### Problem to work on:
Which lines have the string "less"? Copy all of them from the entries below.

### Records for this task:
....

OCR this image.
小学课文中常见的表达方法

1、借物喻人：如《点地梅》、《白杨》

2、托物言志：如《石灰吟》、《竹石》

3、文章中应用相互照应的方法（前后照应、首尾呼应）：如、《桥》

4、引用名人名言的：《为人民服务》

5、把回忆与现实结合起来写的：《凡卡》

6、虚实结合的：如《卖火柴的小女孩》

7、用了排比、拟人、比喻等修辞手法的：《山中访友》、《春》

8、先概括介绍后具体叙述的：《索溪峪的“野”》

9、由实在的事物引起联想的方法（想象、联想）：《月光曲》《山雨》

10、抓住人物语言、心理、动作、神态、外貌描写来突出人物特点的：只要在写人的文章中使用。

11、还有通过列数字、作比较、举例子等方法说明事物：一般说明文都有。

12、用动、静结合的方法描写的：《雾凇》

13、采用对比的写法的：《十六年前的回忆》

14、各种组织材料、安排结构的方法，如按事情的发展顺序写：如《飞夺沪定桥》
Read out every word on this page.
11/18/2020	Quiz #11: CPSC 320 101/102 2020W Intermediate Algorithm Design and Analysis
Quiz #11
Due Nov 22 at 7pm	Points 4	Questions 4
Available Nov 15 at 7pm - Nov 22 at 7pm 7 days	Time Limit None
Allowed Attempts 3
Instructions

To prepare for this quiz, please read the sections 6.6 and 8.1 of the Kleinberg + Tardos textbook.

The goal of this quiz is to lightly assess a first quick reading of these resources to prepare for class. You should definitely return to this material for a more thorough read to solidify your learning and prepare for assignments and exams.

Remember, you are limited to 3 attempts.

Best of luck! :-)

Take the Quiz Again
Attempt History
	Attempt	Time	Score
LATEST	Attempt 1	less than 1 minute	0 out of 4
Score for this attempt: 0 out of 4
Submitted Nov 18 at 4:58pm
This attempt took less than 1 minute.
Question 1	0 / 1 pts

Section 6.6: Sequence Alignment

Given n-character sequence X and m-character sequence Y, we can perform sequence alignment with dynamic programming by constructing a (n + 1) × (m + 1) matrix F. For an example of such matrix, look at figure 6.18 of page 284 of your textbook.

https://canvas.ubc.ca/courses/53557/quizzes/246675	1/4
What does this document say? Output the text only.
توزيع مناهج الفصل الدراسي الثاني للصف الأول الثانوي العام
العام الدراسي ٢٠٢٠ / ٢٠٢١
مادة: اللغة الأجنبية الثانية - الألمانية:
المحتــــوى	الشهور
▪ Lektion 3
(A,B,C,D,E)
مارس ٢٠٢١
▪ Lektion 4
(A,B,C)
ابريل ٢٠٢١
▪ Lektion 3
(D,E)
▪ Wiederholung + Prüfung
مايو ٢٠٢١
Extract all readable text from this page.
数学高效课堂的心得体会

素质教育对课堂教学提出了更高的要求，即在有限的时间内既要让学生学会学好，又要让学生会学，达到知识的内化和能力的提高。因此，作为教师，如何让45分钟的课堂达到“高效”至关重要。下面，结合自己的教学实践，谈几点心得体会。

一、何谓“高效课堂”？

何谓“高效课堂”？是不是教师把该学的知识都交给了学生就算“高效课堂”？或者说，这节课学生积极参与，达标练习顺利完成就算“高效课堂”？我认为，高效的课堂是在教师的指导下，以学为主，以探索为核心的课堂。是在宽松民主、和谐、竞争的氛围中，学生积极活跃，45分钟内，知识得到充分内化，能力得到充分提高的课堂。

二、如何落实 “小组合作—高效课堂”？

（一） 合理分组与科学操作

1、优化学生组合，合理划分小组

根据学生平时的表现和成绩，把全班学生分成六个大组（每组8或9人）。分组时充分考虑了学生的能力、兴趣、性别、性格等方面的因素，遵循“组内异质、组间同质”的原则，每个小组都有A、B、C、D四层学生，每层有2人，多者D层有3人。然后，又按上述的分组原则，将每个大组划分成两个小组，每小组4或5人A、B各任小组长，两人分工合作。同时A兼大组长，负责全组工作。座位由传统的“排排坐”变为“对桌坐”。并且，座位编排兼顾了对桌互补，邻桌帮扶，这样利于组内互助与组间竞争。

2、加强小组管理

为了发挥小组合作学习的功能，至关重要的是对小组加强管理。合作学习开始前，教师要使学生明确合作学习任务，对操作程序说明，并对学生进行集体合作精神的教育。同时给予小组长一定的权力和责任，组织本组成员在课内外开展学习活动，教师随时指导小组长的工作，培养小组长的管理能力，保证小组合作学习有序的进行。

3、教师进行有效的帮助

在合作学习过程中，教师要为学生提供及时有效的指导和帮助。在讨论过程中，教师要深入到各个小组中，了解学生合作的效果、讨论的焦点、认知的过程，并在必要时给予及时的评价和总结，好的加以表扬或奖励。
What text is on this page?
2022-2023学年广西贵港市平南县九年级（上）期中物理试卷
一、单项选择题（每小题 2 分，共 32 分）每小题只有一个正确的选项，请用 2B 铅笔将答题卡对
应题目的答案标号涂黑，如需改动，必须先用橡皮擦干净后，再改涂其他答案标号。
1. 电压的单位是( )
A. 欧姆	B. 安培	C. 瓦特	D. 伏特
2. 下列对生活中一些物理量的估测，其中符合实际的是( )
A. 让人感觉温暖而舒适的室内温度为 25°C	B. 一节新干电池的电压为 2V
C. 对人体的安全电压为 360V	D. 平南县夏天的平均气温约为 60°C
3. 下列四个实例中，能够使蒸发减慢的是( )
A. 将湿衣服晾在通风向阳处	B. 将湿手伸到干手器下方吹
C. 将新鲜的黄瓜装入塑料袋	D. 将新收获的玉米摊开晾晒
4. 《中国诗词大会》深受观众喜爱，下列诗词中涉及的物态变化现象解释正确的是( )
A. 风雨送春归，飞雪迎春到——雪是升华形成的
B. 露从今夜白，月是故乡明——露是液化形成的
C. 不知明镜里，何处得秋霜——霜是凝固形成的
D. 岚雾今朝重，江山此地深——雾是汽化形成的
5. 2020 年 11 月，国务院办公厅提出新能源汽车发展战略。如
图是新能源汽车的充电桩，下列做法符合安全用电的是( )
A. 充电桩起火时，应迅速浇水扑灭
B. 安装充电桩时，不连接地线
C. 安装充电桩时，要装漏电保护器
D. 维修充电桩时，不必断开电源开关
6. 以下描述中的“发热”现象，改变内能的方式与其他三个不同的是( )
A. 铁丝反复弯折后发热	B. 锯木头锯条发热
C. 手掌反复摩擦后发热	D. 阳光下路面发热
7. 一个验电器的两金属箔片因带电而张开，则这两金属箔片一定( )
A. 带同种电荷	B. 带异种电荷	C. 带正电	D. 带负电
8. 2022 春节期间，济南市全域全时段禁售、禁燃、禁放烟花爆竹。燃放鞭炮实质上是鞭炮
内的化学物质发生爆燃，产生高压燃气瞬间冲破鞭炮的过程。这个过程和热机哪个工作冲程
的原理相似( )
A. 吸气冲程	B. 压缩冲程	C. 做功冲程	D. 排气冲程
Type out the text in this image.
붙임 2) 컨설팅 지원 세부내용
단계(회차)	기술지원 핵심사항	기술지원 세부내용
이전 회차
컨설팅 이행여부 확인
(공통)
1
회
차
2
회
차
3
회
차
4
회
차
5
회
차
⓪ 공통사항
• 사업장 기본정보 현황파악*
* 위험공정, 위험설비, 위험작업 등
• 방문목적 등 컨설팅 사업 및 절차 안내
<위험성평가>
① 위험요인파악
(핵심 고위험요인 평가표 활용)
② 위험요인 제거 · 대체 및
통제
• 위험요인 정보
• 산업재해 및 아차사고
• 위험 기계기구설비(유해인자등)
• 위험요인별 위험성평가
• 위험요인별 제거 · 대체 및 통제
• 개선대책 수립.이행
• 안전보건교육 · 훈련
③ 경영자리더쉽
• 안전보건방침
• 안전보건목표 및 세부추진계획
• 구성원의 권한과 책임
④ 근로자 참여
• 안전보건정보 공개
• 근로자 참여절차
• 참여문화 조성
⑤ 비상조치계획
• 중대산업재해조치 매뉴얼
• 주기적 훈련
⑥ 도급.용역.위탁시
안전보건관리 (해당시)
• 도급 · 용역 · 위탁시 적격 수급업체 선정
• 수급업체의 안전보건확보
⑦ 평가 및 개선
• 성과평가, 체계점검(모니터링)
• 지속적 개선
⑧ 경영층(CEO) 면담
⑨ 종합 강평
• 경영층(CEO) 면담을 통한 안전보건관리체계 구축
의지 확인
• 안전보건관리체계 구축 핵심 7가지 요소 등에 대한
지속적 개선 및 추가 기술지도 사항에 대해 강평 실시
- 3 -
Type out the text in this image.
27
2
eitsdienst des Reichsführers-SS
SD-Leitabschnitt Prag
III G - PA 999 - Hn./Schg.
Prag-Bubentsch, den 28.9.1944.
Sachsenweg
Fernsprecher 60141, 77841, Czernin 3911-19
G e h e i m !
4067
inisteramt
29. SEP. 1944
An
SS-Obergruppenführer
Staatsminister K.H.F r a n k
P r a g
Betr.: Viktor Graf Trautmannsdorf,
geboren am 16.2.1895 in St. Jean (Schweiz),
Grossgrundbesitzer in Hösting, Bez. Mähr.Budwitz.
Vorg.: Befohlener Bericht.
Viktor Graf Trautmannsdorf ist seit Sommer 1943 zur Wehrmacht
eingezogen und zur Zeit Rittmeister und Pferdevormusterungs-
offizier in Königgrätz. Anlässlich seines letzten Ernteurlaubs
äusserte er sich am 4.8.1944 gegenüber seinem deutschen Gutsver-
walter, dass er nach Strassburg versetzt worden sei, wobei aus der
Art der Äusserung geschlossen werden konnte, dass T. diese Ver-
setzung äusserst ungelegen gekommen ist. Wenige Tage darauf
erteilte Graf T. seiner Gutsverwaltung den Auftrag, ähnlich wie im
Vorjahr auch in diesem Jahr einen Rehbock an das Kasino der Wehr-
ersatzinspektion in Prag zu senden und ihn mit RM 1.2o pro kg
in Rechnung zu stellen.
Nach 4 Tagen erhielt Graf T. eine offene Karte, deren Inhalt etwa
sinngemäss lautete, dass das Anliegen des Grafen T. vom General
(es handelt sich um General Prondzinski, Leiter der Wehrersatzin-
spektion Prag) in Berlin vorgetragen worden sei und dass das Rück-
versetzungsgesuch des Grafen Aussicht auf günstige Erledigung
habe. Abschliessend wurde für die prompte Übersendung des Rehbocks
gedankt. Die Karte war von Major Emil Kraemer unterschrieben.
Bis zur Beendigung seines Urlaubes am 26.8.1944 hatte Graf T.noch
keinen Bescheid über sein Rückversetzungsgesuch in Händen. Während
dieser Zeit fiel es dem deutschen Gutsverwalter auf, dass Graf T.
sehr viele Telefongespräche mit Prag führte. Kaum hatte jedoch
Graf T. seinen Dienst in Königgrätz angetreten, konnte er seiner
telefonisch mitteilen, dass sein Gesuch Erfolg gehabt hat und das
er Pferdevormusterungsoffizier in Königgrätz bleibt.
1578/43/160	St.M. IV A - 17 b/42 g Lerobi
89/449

....

### Finished exercise:
LATEST	Attempt 1	less than 1 minute	0 out of 4
This attempt took less than 1 minute.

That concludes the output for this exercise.